Every line below that holds the string "payable" should be copied out.

SUPPLIED MATERIAL ->
○ ○ ○

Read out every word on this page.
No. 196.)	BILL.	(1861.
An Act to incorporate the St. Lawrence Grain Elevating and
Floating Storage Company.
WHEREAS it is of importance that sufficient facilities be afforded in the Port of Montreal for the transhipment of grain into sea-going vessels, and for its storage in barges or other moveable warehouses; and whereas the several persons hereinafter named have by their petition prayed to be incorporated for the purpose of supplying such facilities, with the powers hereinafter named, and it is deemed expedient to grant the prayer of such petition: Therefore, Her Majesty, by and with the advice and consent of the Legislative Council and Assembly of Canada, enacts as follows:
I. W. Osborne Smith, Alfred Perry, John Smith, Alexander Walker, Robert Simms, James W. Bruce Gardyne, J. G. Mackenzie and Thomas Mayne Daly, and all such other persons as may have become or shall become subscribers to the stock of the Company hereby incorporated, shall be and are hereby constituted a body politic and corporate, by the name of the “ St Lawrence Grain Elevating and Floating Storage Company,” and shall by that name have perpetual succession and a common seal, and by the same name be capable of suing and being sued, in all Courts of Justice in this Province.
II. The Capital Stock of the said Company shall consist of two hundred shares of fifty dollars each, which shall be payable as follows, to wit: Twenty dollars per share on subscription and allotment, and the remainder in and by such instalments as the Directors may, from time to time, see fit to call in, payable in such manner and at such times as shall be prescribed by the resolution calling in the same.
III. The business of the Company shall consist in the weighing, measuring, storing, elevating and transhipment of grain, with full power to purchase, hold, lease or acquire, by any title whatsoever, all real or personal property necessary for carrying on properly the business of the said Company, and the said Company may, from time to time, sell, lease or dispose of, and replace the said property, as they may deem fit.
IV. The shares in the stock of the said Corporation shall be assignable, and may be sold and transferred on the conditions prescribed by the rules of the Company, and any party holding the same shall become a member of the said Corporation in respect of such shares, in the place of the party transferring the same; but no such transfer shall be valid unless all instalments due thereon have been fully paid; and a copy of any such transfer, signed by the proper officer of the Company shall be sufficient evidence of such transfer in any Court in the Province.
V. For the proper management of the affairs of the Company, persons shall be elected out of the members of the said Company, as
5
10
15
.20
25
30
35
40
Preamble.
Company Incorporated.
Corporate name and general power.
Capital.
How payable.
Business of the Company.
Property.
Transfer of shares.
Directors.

○ ○ ○

RESULT OF THE TASK ->
II. The Capital Stock of the said Company shall consist of two hundred shares of fifty dollars each, which shall be payable as follows, to wit: Twenty dollars per share on subscription and allotment, and the remainder in and by such instalments as the Directors may, from time to time, see fit to call in, payable in such manner and at such times as shall be prescribed by the resolution calling in the same.
How payable.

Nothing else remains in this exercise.